Excerpted text —
BEGIN

Should you want evidence of how quickly fortunes can change in motorsport, just ask any of the British Touring Car Championship’s leading quintet of drivers about their Donington Park weekend.
Take Tom Ingram, who went from a race-two retirement with a stone through his radiator to a storming drive from 19th to second in the finale. Or Ash Sutton, who landed just his second win of the season in the middle contest but then failed to be a classified finisher in race three after suffering damage in a collision. Then there was Colin Turkington, who went from two strong results to facing the wrong way at the hairpin to recovering well.
And Dan Cammish, who rebounded from being speared off onto the Redgate grass in the second encounter to land his first victory of the season in the next bout. Or even Jake Hill’s recovery from his sickbed to recapturing the points lead.

END

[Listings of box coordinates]
BEGIN

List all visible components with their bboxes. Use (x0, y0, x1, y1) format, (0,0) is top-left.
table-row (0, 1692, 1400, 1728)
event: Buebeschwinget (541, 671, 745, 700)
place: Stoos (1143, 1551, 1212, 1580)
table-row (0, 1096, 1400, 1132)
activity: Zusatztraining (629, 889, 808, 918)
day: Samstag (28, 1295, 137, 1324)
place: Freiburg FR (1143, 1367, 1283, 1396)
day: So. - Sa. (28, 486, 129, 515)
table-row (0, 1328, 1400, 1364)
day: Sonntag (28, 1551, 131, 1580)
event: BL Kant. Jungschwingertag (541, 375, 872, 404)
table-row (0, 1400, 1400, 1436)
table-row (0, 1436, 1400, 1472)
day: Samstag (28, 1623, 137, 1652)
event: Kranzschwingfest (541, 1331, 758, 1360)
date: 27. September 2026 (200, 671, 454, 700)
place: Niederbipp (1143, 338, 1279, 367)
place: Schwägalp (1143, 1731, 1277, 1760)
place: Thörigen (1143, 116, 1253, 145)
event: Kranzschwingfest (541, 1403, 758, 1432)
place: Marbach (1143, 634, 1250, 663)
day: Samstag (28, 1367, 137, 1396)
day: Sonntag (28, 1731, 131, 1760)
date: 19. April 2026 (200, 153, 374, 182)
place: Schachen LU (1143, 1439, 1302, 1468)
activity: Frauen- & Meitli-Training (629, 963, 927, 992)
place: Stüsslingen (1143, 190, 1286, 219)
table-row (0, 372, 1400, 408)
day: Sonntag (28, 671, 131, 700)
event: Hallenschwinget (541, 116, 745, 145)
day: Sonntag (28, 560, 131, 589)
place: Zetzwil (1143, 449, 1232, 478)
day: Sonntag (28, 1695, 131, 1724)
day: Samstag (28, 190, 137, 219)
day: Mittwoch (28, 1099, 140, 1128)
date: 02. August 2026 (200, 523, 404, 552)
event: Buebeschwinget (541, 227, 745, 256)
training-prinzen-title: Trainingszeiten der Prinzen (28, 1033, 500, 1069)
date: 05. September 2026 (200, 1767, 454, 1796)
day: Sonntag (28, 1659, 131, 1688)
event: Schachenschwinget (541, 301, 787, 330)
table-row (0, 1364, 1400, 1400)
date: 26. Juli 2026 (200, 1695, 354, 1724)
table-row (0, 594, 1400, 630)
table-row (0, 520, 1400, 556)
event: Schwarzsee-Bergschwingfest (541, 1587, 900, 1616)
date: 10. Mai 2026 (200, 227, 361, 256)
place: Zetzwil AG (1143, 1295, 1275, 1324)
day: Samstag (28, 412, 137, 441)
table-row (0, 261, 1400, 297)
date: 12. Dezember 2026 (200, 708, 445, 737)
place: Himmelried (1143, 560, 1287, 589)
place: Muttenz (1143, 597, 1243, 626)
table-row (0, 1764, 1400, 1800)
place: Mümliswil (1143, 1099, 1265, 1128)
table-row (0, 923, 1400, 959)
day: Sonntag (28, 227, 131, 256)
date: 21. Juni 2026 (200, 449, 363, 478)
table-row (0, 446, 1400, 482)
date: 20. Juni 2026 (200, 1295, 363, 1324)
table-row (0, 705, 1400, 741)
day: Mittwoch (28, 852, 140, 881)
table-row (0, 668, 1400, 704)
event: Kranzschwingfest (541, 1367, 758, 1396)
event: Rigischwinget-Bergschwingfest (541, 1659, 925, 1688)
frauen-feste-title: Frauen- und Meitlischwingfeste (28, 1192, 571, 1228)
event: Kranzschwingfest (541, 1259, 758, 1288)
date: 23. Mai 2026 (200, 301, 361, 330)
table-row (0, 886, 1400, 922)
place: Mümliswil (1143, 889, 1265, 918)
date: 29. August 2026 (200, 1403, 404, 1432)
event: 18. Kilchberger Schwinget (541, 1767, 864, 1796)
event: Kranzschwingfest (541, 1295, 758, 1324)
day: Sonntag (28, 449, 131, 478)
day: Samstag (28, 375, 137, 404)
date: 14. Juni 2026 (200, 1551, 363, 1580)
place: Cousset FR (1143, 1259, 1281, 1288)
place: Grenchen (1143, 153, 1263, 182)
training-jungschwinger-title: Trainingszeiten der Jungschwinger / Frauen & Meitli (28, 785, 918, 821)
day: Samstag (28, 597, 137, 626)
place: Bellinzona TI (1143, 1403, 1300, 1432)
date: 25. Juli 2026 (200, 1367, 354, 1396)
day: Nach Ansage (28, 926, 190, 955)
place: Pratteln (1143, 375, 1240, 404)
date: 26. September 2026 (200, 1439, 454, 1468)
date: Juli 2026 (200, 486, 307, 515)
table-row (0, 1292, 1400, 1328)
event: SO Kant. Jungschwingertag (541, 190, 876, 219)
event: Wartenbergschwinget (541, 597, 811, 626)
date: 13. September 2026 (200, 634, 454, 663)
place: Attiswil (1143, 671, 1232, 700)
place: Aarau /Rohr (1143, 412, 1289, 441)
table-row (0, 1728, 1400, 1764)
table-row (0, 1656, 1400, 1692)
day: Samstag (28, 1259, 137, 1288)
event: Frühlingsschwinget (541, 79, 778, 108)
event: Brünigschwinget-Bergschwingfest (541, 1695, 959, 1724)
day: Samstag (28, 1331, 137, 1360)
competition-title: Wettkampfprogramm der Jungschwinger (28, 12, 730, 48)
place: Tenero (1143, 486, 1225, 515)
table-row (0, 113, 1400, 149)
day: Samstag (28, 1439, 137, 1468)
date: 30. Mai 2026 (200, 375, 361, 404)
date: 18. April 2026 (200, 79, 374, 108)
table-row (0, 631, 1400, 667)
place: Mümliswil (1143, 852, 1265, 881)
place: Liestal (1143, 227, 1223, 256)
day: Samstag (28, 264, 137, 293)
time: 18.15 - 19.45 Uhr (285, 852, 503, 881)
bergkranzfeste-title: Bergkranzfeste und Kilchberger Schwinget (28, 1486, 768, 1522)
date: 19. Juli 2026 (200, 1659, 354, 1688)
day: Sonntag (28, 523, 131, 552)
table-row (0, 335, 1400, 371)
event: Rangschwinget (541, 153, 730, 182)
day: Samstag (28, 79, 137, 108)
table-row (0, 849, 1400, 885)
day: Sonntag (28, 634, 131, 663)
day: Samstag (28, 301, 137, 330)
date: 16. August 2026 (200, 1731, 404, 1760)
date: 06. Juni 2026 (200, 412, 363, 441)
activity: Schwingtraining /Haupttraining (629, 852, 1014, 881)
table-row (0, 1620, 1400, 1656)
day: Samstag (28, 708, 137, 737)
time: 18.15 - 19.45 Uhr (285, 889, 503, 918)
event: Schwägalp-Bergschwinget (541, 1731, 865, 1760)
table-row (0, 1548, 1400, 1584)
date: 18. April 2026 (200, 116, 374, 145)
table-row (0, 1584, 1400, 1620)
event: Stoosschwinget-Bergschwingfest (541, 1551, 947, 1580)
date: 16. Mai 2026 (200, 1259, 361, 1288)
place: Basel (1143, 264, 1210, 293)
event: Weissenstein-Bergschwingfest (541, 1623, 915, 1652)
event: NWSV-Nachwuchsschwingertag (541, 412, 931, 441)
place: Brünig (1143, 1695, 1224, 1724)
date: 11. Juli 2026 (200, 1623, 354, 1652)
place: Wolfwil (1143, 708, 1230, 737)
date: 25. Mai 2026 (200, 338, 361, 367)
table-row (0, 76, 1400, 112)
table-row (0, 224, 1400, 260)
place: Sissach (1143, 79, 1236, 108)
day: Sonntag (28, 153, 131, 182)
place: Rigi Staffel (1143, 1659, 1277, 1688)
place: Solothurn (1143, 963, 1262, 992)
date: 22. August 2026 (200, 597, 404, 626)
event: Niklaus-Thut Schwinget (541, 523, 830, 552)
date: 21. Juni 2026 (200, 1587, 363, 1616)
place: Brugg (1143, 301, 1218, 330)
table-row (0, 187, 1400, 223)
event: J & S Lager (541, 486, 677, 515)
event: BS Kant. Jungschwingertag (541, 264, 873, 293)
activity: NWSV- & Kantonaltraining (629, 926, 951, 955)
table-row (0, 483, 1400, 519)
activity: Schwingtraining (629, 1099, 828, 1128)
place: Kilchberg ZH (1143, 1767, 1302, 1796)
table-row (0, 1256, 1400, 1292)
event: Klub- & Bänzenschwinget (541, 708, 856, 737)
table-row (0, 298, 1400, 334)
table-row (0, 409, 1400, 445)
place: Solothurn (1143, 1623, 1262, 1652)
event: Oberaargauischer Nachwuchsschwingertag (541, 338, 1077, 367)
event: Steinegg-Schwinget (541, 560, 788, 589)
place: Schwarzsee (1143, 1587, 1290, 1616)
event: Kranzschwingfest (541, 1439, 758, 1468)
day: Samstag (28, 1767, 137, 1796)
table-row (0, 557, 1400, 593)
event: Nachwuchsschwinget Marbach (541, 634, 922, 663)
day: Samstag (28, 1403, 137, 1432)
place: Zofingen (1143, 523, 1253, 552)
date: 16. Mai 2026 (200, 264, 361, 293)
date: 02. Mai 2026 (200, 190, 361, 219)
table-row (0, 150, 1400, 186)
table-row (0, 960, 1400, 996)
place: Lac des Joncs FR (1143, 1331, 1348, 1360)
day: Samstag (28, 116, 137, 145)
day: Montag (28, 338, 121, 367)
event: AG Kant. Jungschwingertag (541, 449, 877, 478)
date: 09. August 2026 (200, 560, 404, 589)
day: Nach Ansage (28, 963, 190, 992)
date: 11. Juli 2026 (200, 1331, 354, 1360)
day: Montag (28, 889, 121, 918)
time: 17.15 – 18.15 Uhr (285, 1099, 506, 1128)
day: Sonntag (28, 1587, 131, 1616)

END

Required tasks —
a) Using the Donington Park report, can you answer these?
(i) What caused Tom Ingram's race-two retirement?
(ii) Where was Dan Cammish speared off in the second encounter?
(iii) Which driver recaptured the points lead?
b) Could you rewrite the part of the Donington Park report that opens with the words containing "Should you want" and closes with "to recovering well.", swapping "hairpin" for "chicane"?
c) Can you carry on the Donington Park report from the point where it stops?
None of the entries is needed here.

Results by task —
a)
(i) A stone through his radiator.
(ii) Onto the Redgate grass.
(iii) Jake Hill.

b)
Should you want evidence of how quickly fortunes can change in motorsport, just ask any of the British Touring Car Championship’s leading quintet of drivers about their Donington Park weekend.
Take Tom Ingram, who went from a race-two retirement with a stone through his radiator to a storming drive from 19th to second in the finale. Or Ash Sutton, who landed just his second win of the season in the middle contest but then failed to be a classified finisher in race three after suffering damage in a collision. Then there was Colin Turkington, who went from two strong results to facing the wrong way at the chicane to recovering well.

c)
It really was the definition of a topsy-turvy weekend – and it all started with Josh Cook taking his first pole for over two years. The Speedworks Toyota Corolla driver has been gradually getting more and more comfortable with his new steed after spending the past five seasons racing Honda machinery, and achieved two non-reversed-grid wins and a second in the three events prior to the series’ return visit to Leicestershire.
But Cook knew he had a challenge on his hands with Turkington’s West Surrey Racing BMW 330e M Sport lining up alongside him on the front row for the opener. Turkington was disappointed to miss out on a third consecutive pole by just 0.071 seconds as the free choice of tyres in qualifying made for a tough decision for the teams. Turkington opted for a new set of saved softs, which he stuck with throughout the three segments, but admitted he had lost the best performance from them by Q3.
That proved largely trivial, however, as the Northern Irishman surged into the lead at the start, with Cook slightly slow away, and the BMW remained at the front throughout. Not that it was easy, as he had to manage a safety car restart – when Andrew Watson’s Toyota spectacularly crashed into the Esses’ tyre stack – and later Turkington’s fellow four-time champion Sutton closed in with his Alliance Racing Ford Focus.
“It’s always a tough race when Ash is behind you!” smiled Turkington, who was able to repel Sutton for the one lap of extra hybrid boost his rival had remaining before pulling clear in the final few laps.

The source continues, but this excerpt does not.